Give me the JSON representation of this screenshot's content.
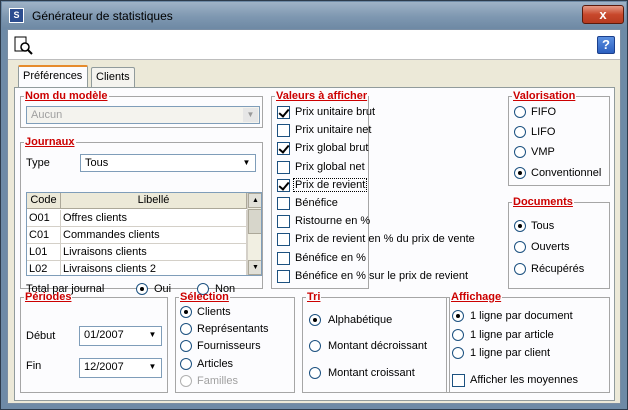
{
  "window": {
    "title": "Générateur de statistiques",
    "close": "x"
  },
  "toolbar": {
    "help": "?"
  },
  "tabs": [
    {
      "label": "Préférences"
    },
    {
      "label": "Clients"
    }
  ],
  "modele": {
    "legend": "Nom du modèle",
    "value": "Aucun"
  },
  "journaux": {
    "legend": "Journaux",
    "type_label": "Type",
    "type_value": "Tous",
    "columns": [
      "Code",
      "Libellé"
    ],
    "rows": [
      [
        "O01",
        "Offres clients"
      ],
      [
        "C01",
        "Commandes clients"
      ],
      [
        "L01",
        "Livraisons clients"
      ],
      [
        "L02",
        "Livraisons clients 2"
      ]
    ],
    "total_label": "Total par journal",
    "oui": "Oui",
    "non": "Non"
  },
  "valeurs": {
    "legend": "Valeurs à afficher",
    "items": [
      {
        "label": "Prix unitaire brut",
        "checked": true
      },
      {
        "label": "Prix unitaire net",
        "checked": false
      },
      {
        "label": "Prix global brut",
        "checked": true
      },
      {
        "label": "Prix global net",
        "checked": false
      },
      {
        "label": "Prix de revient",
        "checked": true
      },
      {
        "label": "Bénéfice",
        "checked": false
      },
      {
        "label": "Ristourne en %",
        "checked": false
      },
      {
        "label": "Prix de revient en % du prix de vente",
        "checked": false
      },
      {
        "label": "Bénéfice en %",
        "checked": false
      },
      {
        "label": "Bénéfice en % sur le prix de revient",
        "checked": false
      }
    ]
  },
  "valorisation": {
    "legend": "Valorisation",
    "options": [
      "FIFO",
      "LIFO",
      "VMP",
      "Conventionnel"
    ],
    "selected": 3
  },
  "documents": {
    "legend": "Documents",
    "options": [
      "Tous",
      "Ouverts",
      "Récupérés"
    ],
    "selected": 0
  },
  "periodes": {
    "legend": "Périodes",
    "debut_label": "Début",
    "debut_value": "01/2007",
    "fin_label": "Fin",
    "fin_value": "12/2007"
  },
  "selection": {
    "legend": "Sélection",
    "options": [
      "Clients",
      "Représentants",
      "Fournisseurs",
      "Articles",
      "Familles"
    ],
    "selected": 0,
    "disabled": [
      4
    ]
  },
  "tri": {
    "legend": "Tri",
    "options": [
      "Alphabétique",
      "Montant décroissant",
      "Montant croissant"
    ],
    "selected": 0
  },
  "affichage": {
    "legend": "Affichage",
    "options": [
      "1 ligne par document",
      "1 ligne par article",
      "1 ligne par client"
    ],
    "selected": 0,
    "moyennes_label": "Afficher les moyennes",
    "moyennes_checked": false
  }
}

▶ [Problem requirements]
Using the entries above, find all lines with "brut". Copy them.

▶ [Output for this exercise]
        "label": "Prix unitaire brut",
        "label": "Prix global brut",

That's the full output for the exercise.